◆ AIM OF THE EXERCISE
Images are excluded; otherwise, output every record exactly.
+===+
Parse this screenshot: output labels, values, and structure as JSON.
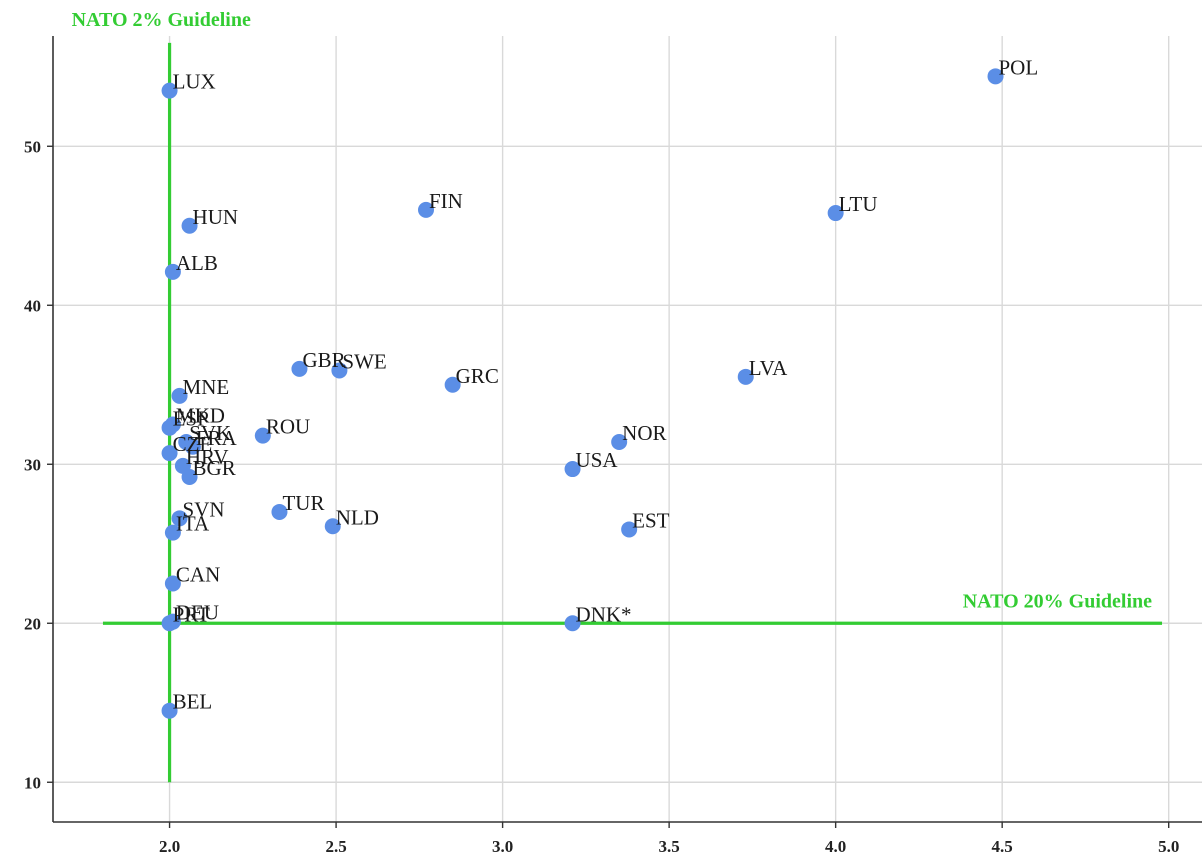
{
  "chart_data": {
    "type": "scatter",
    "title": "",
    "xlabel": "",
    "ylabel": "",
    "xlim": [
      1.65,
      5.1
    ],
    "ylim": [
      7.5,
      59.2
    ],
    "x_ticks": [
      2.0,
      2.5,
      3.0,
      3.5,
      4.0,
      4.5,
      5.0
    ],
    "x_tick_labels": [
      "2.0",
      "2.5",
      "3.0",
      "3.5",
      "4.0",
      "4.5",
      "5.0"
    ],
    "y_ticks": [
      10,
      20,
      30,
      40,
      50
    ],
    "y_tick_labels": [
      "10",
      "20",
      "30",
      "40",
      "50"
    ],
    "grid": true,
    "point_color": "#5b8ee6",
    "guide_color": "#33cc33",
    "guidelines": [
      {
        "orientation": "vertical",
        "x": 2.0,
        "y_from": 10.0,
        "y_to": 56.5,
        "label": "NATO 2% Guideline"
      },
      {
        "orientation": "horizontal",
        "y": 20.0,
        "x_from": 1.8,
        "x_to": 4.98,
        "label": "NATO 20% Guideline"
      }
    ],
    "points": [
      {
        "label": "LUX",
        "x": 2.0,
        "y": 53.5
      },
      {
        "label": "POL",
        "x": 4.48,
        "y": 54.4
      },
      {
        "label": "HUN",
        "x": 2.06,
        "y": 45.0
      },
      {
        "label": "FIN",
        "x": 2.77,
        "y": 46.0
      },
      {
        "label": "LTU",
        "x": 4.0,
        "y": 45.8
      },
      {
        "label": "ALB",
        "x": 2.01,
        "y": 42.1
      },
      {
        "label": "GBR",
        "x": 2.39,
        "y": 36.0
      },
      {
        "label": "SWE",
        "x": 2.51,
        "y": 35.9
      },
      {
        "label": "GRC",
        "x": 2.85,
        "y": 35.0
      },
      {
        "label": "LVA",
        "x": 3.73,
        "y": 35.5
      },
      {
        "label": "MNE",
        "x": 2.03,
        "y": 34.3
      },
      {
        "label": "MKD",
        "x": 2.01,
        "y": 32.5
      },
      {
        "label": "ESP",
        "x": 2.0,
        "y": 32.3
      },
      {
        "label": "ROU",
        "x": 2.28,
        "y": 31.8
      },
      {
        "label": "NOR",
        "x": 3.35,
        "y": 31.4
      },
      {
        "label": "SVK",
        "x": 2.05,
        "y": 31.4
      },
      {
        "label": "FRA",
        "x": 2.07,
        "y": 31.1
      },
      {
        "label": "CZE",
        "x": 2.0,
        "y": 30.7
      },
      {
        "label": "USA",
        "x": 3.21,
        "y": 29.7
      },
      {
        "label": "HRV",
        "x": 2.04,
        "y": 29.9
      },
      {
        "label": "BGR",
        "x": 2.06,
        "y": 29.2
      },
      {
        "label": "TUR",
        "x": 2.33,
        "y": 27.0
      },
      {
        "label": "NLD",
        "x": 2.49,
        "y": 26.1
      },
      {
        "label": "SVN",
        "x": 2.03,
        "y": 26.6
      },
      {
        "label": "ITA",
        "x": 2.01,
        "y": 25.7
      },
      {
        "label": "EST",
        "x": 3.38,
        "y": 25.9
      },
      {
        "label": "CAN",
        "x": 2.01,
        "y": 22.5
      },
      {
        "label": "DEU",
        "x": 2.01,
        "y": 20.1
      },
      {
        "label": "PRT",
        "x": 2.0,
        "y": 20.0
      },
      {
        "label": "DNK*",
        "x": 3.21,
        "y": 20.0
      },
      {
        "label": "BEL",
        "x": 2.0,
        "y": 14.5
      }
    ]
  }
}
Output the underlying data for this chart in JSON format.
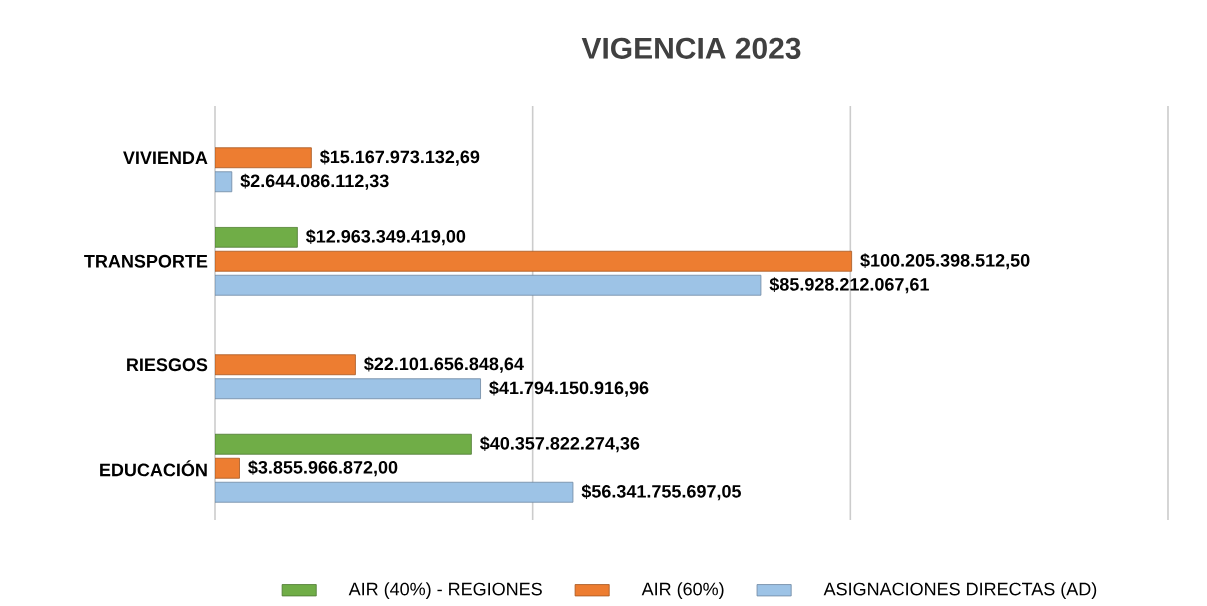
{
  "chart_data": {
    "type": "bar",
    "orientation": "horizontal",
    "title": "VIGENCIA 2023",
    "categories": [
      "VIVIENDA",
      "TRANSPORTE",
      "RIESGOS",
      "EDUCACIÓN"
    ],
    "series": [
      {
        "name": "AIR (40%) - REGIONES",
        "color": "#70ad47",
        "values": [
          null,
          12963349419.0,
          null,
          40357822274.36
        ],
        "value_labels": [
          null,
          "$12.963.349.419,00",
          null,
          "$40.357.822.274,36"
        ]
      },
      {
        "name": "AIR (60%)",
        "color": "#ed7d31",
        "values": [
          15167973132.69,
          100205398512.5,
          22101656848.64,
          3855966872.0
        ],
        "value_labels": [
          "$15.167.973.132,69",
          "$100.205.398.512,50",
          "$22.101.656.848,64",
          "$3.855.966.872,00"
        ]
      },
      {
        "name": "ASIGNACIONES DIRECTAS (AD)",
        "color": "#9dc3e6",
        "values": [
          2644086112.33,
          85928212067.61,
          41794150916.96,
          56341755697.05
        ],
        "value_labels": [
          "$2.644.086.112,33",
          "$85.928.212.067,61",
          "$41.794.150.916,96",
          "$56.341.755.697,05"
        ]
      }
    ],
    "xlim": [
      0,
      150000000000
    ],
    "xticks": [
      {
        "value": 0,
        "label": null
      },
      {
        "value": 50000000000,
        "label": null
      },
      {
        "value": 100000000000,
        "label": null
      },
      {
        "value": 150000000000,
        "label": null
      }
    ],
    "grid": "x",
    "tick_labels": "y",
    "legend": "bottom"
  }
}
+===+
◆ COMPLETE OUTPUT
Parse this screenshot: output labels, values, and structure as JSON.
{
  "chart_data": {
    "type": "scatter",
    "title": "",
    "xlabel": "",
    "ylabel": "",
    "xlim": [
      1.65,
      5.1
    ],
    "ylim": [
      7.5,
      59.2
    ],
    "x_ticks": [
      2.0,
      2.5,
      3.0,
      3.5,
      4.0,
      4.5,
      5.0
    ],
    "x_tick_labels": [
      "2.0",
      "2.5",
      "3.0",
      "3.5",
      "4.0",
      "4.5",
      "5.0"
    ],
    "y_ticks": [
      10,
      20,
      30,
      40,
      50
    ],
    "y_tick_labels": [
      "10",
      "20",
      "30",
      "40",
      "50"
    ],
    "grid": true,
    "point_color": "#5b8ee6",
    "guide_color": "#33cc33",
    "guidelines": [
      {
        "orientation": "vertical",
        "x": 2.0,
        "y_from": 10.0,
        "y_to": 56.5,
        "label": "NATO 2% Guideline"
      },
      {
        "orientation": "horizontal",
        "y": 20.0,
        "x_from": 1.8,
        "x_to": 4.98,
        "label": "NATO 20% Guideline"
      }
    ],
    "points": [
      {
        "label": "LUX",
        "x": 2.0,
        "y": 53.5
      },
      {
        "label": "POL",
        "x": 4.48,
        "y": 54.4
      },
      {
        "label": "HUN",
        "x": 2.06,
        "y": 45.0
      },
      {
        "label": "FIN",
        "x": 2.77,
        "y": 46.0
      },
      {
        "label": "LTU",
        "x": 4.0,
        "y": 45.8
      },
      {
        "label": "ALB",
        "x": 2.01,
        "y": 42.1
      },
      {
        "label": "GBR",
        "x": 2.39,
        "y": 36.0
      },
      {
        "label": "SWE",
        "x": 2.51,
        "y": 35.9
      },
      {
        "label": "GRC",
        "x": 2.85,
        "y": 35.0
      },
      {
        "label": "LVA",
        "x": 3.73,
        "y": 35.5
      },
      {
        "label": "MNE",
        "x": 2.03,
        "y": 34.3
      },
      {
        "label": "MKD",
        "x": 2.01,
        "y": 32.5
      },
      {
        "label": "ESP",
        "x": 2.0,
        "y": 32.3
      },
      {
        "label": "ROU",
        "x": 2.28,
        "y": 31.8
      },
      {
        "label": "NOR",
        "x": 3.35,
        "y": 31.4
      },
      {
        "label": "SVK",
        "x": 2.05,
        "y": 31.4
      },
      {
        "label": "FRA",
        "x": 2.07,
        "y": 31.1
      },
      {
        "label": "CZE",
        "x": 2.0,
        "y": 30.7
      },
      {
        "label": "USA",
        "x": 3.21,
        "y": 29.7
      },
      {
        "label": "HRV",
        "x": 2.04,
        "y": 29.9
      },
      {
        "label": "BGR",
        "x": 2.06,
        "y": 29.2
      },
      {
        "label": "TUR",
        "x": 2.33,
        "y": 27.0
      },
      {
        "label": "NLD",
        "x": 2.49,
        "y": 26.1
      },
      {
        "label": "SVN",
        "x": 2.03,
        "y": 26.6
      },
      {
        "label": "ITA",
        "x": 2.01,
        "y": 25.7
      },
      {
        "label": "EST",
        "x": 3.38,
        "y": 25.9
      },
      {
        "label": "CAN",
        "x": 2.01,
        "y": 22.5
      },
      {
        "label": "DEU",
        "x": 2.01,
        "y": 20.1
      },
      {
        "label": "PRT",
        "x": 2.0,
        "y": 20.0
      },
      {
        "label": "DNK*",
        "x": 3.21,
        "y": 20.0
      },
      {
        "label": "BEL",
        "x": 2.0,
        "y": 14.5
      }
    ]
  }
}
Output the underlying data for this chart in JSON format.
{
  "chart_data": {
    "type": "bar",
    "orientation": "horizontal",
    "title": "VIGENCIA 2023",
    "categories": [
      "VIVIENDA",
      "TRANSPORTE",
      "RIESGOS",
      "EDUCACIÓN"
    ],
    "series": [
      {
        "name": "AIR (40%) - REGIONES",
        "color": "#70ad47",
        "values": [
          null,
          12963349419.0,
          null,
          40357822274.36
        ],
        "value_labels": [
          null,
          "$12.963.349.419,00",
          null,
          "$40.357.822.274,36"
        ]
      },
      {
        "name": "AIR (60%)",
        "color": "#ed7d31",
        "values": [
          15167973132.69,
          100205398512.5,
          22101656848.64,
          3855966872.0
        ],
        "value_labels": [
          "$15.167.973.132,69",
          "$100.205.398.512,50",
          "$22.101.656.848,64",
          "$3.855.966.872,00"
        ]
      },
      {
        "name": "ASIGNACIONES DIRECTAS (AD)",
        "color": "#9dc3e6",
        "values": [
          2644086112.33,
          85928212067.61,
          41794150916.96,
          56341755697.05
        ],
        "value_labels": [
          "$2.644.086.112,33",
          "$85.928.212.067,61",
          "$41.794.150.916,96",
          "$56.341.755.697,05"
        ]
      }
    ],
    "xlim": [
      0,
      150000000000
    ],
    "xticks": [
      {
        "value": 0,
        "label": null
      },
      {
        "value": 50000000000,
        "label": null
      },
      {
        "value": 100000000000,
        "label": null
      },
      {
        "value": 150000000000,
        "label": null
      }
    ],
    "grid": "x",
    "tick_labels": "y",
    "legend": "bottom"
  }
}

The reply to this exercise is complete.